[Stored entries]
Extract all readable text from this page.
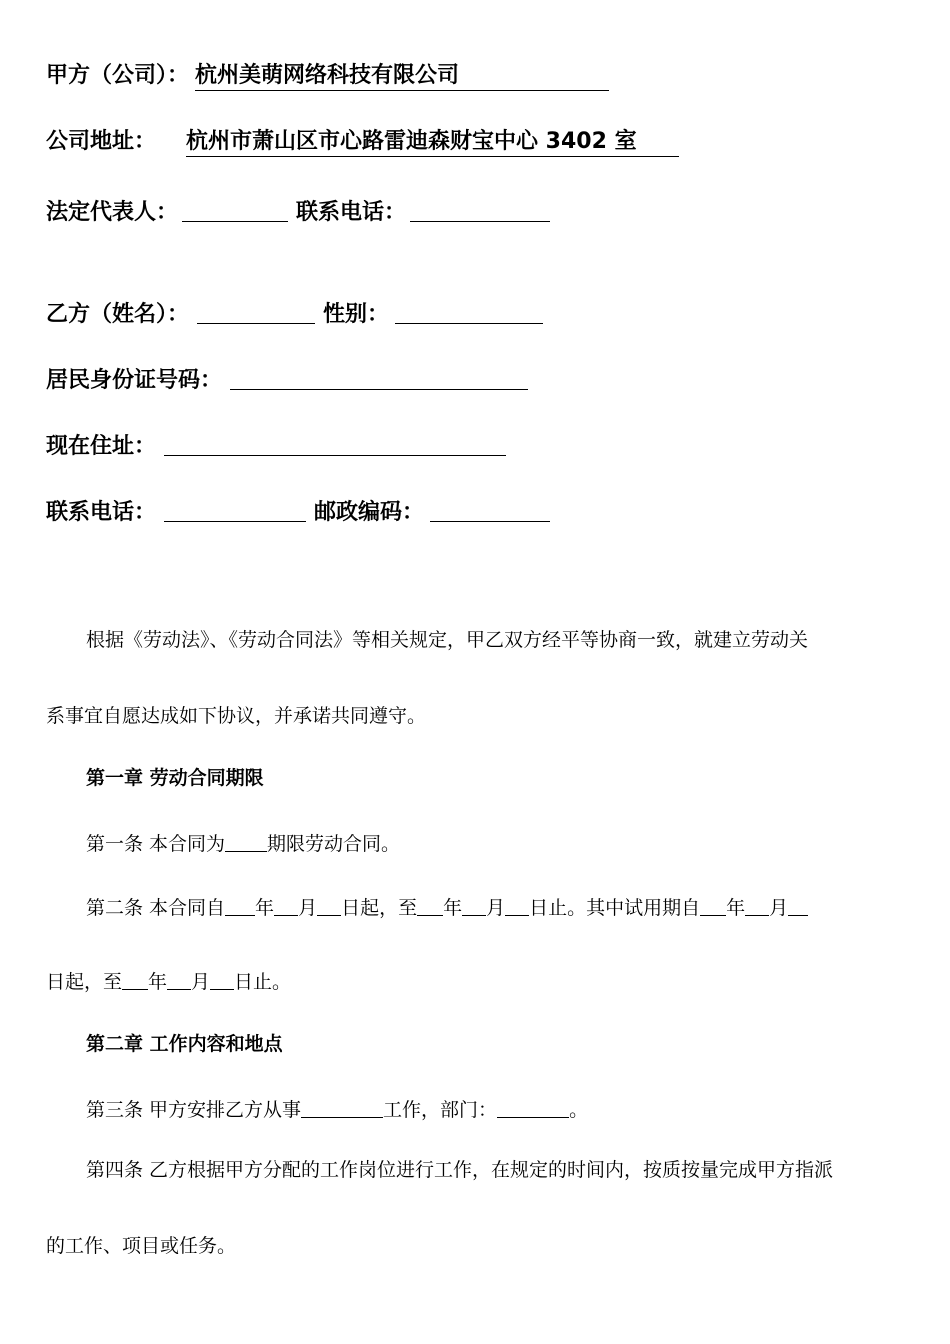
甲方（公司）： 杭州美萌网络科技有限公司
公司地址： 杭州市萧山区市心路雷迪森财宝中心 3402 室
法定代表人：	联系电话：
乙方（姓名）：	性别：
居民身份证号码：
现在住址：
联系电话：	邮政编码：
根据《劳动法》、《劳动合同法》等相关规定，甲乙双方经平等协商一致，就建立劳动关
系事宜自愿达成如下协议，并承诺共同遵守。
第一章 劳动合同期限
第一条 本合同为 期限劳动合同。
第二条 本合同自 年 月 日起，至 年 月 日止。其中试用期自 年 月
日起，至 年 月 日止。
第二章 工作内容和地点
第三条 甲方安排乙方从事	工作，部门：	。
第四条 乙方根据甲方分配的工作岗位进行工作，在规定的时间内，按质按量完成甲方指派
的工作、项目或任务。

* **Directive**
Repeat every record precisely. Any picture among them stays out of the copy.

* **Response to the task**
Extract all readable text from this page.
甲方（公司）： 杭州美萌网络科技有限公司
公司地址： 杭州市萧山区市心路雷迪森财宝中心 3402 室
法定代表人：	联系电话：
乙方（姓名）：	性别：
居民身份证号码：
现在住址：
联系电话：	邮政编码：
根据《劳动法》、《劳动合同法》等相关规定，甲乙双方经平等协商一致，就建立劳动关
系事宜自愿达成如下协议，并承诺共同遵守。
第一章 劳动合同期限
第一条 本合同为 期限劳动合同。
第二条 本合同自 年 月 日起，至 年 月 日止。其中试用期自 年 月
日起，至 年 月 日止。
第二章 工作内容和地点
第三条 甲方安排乙方从事	工作，部门：	。
第四条 乙方根据甲方分配的工作岗位进行工作，在规定的时间内，按质按量完成甲方指派
的工作、项目或任务。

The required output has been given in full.